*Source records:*

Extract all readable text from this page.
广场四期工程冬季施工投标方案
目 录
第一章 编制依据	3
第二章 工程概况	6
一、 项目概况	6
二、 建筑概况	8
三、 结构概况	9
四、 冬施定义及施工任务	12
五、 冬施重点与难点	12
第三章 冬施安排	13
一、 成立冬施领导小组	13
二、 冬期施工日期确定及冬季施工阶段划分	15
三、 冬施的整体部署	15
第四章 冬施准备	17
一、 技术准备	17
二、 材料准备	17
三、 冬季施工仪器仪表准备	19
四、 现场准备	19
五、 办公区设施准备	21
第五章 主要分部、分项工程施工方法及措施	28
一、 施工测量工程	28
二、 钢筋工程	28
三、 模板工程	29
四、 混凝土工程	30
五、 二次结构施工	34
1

---

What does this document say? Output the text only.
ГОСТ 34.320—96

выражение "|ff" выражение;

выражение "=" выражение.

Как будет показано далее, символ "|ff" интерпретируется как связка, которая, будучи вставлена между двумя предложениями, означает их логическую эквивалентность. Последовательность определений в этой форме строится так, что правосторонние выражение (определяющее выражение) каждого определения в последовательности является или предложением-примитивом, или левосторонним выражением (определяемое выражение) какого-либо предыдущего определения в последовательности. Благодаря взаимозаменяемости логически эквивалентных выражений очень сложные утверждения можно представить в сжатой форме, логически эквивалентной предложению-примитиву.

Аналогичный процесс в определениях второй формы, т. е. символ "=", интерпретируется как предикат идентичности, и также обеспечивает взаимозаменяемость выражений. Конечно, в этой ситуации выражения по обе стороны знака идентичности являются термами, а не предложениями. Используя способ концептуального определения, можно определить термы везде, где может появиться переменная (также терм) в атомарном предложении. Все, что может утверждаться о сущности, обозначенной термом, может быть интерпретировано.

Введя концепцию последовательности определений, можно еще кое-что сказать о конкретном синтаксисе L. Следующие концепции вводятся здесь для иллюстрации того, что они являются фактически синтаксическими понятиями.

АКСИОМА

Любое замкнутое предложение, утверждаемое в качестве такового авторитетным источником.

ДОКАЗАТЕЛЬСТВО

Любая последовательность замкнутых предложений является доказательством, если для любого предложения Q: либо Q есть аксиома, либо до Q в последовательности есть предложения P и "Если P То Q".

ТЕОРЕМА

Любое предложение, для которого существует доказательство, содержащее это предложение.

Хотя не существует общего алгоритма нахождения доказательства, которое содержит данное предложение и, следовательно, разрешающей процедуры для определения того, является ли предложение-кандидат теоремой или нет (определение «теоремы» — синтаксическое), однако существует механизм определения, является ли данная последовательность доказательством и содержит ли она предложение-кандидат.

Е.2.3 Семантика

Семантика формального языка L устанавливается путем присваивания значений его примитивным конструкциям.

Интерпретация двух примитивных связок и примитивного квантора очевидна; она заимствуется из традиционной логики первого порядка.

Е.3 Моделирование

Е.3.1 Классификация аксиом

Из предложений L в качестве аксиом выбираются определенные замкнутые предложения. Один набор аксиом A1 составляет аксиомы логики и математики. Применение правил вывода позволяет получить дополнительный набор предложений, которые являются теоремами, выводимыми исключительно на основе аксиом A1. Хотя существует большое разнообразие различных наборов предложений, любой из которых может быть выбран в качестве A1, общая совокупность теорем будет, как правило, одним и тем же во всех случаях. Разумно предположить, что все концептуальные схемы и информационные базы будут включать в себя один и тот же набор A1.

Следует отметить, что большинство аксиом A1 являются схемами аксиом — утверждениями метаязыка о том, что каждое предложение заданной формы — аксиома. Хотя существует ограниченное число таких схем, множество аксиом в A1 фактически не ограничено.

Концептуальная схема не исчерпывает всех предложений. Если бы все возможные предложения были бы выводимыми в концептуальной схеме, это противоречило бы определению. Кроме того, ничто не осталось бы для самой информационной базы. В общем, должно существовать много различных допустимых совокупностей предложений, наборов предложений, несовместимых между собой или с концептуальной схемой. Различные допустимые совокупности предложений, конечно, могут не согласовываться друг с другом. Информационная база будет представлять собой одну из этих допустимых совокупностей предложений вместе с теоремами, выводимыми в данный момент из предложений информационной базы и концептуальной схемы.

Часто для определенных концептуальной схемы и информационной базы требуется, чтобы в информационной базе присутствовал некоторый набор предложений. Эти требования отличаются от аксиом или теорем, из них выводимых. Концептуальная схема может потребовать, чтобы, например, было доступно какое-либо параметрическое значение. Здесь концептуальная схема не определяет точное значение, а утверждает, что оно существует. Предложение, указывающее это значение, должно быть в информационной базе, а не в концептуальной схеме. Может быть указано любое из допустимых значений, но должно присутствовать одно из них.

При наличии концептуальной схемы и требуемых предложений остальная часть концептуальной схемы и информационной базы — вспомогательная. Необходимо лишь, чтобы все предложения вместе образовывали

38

*What the task asks:* Out of the material above, select every line that holds the string "this".

*Exercise output:*
Extract all readable text from this page.
What does this document say? Output the text only.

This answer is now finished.